What is expected -
Go through the records and copy each line where the word "义务消防队或微型消防站" occurs.

++++++++++++++++++++

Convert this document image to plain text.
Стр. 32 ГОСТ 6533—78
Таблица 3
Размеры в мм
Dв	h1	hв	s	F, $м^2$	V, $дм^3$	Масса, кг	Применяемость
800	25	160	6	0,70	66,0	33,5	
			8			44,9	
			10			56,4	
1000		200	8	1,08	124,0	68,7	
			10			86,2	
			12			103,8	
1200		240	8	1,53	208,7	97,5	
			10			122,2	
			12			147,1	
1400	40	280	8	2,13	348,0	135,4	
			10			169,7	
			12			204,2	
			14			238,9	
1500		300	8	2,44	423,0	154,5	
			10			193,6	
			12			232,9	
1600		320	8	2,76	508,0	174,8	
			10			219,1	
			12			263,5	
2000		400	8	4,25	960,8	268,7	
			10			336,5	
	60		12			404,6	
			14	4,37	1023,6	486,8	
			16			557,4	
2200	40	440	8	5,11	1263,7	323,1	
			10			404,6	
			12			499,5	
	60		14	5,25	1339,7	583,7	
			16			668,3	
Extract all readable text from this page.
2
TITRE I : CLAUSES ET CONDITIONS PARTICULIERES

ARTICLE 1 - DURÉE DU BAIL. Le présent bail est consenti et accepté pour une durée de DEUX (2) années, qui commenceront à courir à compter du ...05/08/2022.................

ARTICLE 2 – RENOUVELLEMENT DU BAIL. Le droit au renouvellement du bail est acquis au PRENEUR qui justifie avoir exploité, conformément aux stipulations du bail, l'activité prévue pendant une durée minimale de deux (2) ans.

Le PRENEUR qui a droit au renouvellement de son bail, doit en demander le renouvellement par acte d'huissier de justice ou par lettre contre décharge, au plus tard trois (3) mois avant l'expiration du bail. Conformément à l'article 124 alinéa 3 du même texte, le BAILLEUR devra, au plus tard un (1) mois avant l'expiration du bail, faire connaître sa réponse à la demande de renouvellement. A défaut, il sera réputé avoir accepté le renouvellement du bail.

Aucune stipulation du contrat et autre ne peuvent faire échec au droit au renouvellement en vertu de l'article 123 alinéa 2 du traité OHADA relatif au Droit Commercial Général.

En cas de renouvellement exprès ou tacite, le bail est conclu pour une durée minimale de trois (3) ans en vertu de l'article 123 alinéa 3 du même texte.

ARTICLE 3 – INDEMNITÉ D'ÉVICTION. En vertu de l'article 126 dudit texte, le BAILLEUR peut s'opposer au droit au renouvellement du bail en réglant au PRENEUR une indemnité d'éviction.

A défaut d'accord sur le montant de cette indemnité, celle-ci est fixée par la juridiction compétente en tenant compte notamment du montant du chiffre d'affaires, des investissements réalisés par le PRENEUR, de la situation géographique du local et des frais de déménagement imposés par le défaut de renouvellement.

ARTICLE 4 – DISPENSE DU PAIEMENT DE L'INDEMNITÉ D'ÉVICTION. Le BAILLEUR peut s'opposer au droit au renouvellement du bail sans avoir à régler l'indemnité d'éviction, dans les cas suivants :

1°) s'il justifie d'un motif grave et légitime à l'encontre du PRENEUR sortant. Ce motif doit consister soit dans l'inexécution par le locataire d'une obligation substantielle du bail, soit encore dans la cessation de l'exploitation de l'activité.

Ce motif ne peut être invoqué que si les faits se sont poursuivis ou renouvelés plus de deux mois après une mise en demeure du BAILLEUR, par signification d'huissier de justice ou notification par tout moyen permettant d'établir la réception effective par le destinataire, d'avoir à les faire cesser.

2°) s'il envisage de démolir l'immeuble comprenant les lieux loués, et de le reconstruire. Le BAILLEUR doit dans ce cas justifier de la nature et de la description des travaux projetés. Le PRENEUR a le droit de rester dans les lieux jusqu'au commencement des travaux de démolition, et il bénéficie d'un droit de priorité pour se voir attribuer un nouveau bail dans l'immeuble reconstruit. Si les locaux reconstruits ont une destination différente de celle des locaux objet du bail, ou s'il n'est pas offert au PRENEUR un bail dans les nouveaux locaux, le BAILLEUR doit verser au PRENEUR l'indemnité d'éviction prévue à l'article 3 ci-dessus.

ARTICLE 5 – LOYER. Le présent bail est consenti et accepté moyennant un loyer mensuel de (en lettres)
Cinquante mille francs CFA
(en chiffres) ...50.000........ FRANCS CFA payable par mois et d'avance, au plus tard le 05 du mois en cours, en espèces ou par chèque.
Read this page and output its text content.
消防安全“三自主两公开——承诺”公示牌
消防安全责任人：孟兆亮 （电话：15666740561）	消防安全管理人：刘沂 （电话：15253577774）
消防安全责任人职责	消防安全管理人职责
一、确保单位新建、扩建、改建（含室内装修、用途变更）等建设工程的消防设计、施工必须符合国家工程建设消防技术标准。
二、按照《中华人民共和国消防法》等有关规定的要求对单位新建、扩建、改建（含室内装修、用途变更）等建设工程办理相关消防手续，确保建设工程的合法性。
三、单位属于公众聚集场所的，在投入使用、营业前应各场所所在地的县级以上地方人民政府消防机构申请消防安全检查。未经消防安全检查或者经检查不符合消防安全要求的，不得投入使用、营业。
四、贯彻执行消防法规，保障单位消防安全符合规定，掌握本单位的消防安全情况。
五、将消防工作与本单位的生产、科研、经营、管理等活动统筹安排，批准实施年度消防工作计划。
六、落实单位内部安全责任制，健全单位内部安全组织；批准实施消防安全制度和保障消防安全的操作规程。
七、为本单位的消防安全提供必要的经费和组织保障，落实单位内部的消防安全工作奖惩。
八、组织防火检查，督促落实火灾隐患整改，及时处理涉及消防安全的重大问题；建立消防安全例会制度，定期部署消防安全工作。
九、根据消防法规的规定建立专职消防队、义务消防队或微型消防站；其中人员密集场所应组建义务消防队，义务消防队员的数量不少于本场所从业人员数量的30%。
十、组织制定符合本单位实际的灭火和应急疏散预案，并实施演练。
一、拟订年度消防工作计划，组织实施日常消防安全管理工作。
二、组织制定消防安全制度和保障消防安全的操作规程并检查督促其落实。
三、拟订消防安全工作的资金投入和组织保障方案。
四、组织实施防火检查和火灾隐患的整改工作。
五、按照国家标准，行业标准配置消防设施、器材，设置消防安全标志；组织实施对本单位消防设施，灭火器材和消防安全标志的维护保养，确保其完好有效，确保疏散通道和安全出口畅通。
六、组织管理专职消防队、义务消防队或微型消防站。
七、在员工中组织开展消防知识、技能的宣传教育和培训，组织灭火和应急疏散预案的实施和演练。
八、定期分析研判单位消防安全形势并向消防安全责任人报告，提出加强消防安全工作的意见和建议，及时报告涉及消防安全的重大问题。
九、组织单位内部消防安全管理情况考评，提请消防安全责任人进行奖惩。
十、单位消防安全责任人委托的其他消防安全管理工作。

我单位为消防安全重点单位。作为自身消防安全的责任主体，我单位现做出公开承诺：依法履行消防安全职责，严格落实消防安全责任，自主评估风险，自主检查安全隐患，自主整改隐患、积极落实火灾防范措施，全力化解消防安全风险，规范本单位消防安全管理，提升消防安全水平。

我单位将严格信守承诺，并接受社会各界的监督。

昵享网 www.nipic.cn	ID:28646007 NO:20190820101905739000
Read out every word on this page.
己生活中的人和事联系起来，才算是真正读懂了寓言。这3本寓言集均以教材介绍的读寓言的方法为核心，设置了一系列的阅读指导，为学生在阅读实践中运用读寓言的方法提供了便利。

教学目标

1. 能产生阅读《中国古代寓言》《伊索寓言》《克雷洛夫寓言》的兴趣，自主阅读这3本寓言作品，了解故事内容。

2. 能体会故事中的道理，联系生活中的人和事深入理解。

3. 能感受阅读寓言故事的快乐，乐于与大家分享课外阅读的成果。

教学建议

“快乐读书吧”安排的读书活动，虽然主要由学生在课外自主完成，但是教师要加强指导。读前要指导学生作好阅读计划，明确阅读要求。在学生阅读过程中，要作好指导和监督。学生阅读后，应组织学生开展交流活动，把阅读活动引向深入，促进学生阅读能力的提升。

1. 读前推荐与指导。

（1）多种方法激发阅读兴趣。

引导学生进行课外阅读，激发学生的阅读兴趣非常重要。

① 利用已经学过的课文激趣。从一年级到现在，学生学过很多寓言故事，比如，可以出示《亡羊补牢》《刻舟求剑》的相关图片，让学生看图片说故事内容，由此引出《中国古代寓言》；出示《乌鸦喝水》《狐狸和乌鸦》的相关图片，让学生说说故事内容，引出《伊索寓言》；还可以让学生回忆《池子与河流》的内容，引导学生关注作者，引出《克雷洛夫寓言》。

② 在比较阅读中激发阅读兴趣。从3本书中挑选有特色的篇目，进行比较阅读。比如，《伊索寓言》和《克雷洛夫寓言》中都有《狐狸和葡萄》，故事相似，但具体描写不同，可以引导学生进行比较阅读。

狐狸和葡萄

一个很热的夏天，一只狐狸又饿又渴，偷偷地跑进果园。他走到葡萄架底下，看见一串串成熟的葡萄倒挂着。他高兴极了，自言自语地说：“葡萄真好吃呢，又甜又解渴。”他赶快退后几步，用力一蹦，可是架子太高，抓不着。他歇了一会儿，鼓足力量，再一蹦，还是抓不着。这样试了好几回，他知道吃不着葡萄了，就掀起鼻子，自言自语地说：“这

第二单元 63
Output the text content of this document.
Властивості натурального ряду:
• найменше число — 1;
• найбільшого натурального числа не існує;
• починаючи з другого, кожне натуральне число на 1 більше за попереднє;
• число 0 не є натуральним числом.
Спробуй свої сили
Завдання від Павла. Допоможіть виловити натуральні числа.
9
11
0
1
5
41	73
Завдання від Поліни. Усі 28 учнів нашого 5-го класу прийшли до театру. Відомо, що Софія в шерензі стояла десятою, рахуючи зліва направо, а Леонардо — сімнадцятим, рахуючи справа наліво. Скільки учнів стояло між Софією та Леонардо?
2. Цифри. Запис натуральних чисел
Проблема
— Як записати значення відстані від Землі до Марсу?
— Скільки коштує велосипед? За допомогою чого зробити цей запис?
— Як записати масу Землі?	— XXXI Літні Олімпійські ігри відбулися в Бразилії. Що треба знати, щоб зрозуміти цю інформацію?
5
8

++++++++++++++++++++

Response to the task -
九、根据消防法规的规定建立专职消防队、义务消防队或微型消防站；其中人员密集场所应组建义务消防队，义务消防队员的数量不少于本场所从业人员数量的30%。
六、组织管理专职消防队、义务消防队或微型消防站。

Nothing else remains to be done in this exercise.